* [Your goal] Take each line containing "this" and report it exactly as written.

* [Information supplied]
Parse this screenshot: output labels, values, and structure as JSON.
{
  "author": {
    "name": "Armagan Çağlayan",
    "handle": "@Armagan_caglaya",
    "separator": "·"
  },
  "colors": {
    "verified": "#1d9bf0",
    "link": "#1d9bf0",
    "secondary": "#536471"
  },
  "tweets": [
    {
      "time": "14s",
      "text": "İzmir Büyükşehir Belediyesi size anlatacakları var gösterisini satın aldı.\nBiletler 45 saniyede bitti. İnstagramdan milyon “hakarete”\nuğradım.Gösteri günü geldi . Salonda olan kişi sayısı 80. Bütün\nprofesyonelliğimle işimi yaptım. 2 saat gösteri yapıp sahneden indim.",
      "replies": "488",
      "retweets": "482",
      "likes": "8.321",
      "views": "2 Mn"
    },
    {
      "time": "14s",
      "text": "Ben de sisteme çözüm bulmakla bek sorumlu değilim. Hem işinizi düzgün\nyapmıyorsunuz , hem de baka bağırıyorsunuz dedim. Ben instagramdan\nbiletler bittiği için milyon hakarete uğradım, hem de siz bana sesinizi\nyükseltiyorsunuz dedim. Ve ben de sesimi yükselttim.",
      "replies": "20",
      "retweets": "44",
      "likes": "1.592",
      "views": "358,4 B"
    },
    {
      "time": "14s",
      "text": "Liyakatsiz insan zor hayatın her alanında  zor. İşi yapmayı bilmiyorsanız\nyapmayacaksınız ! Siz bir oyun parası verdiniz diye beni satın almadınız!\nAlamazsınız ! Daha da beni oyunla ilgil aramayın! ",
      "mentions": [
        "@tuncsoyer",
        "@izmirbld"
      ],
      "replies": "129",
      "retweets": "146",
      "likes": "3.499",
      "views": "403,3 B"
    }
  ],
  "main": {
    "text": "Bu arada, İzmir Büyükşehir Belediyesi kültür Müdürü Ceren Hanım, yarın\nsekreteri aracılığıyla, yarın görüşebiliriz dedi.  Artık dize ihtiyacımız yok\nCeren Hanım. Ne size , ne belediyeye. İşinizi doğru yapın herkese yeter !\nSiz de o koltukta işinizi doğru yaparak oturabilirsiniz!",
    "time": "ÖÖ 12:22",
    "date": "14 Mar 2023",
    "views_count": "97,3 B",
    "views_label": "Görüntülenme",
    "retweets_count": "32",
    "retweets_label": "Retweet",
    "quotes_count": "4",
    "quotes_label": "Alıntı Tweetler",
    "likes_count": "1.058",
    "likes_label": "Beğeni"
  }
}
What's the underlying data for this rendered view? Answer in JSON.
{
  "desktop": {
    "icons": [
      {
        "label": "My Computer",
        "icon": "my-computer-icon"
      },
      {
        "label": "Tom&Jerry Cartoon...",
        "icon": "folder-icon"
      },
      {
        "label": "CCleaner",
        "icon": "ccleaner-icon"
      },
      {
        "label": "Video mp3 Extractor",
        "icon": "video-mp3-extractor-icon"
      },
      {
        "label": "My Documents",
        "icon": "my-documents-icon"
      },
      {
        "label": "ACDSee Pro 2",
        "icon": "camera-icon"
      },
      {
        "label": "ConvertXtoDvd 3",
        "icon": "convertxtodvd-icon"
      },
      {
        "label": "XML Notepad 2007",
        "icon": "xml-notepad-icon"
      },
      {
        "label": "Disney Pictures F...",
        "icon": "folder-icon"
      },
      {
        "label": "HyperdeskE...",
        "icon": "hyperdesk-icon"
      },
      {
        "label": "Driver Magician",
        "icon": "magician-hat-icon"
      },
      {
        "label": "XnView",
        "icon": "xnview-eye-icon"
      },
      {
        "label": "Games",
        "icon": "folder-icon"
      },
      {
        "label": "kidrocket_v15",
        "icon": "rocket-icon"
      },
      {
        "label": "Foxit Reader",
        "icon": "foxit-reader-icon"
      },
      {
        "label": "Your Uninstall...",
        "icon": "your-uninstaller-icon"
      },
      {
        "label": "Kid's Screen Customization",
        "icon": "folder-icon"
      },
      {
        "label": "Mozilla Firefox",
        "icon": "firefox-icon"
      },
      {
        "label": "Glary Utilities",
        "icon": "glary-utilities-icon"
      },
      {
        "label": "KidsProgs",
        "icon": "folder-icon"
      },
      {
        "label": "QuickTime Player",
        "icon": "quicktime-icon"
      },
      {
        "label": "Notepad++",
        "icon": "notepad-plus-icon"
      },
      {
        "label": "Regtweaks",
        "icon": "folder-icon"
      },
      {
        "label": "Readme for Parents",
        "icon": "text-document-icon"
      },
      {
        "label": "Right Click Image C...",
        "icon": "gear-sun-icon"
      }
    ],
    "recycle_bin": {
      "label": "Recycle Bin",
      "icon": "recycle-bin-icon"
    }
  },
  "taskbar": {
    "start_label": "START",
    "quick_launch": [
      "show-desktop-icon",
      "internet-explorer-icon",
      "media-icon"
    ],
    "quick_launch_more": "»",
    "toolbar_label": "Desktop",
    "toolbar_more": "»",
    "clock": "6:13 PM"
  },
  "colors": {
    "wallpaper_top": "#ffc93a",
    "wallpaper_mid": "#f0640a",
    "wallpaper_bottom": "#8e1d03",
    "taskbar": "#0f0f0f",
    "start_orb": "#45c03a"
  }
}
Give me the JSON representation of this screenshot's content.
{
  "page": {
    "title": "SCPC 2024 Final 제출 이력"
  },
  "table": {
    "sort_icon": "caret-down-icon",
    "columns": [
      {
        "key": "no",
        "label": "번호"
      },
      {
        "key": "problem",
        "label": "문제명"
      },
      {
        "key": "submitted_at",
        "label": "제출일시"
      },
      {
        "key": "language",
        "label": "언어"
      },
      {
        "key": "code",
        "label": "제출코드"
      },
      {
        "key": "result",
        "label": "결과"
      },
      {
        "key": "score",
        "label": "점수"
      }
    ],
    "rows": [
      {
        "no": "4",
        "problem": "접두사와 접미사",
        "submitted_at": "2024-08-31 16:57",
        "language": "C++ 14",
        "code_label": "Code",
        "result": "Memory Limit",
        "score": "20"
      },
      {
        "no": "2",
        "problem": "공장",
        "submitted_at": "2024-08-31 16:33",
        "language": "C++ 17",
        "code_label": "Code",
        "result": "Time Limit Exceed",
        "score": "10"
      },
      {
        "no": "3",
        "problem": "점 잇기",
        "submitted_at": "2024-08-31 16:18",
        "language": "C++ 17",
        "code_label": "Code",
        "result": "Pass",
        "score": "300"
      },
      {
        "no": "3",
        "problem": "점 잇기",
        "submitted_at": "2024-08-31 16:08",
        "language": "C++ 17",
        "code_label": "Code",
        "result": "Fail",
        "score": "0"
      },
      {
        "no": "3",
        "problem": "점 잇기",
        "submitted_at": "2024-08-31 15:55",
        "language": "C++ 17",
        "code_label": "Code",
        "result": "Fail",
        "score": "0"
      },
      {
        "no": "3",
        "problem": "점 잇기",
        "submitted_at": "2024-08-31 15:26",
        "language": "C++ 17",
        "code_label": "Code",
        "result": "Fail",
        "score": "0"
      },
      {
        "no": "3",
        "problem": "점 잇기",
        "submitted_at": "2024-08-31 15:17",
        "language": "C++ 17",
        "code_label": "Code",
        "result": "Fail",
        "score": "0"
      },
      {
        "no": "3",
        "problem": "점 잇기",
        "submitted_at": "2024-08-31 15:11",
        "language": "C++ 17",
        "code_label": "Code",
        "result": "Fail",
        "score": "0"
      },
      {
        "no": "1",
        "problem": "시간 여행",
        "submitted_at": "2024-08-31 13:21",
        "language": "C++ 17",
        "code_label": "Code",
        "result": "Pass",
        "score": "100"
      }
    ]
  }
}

* [Task response]
Parse this screenshot: output labels, values, and structure as JSON.
What's the underlying data for this rendered view? Answer in JSON.
Give me the JSON representation of this screenshot's content.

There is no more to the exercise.